_Task to carry out_
Check each line of the data for "test" and select those that have it.

_Material to process_
· · · · ·
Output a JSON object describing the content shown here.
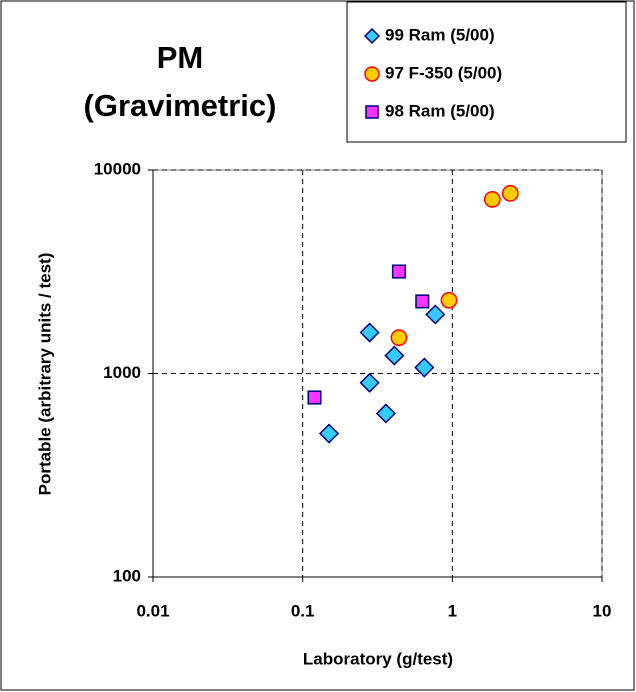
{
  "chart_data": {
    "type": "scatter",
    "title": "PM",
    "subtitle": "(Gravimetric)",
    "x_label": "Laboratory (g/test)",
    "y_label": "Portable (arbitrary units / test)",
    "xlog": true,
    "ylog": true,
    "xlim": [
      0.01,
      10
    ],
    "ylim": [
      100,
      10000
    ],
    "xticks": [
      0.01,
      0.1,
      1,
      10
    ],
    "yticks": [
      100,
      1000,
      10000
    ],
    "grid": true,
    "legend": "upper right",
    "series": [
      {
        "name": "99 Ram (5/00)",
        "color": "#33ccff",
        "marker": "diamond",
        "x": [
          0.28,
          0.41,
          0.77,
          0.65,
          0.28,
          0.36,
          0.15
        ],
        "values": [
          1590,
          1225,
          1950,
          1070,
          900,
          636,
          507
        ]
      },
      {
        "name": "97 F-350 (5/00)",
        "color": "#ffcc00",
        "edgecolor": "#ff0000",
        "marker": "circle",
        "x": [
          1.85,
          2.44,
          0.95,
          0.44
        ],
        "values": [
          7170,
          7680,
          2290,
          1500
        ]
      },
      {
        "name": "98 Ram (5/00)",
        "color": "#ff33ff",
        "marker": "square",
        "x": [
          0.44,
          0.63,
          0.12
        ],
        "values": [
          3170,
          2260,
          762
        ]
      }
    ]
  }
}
· · · · ·
_Answer in full_
    "x_label": "Laboratory (g/test)",
    "y_label": "Portable (arbitrary units / test)",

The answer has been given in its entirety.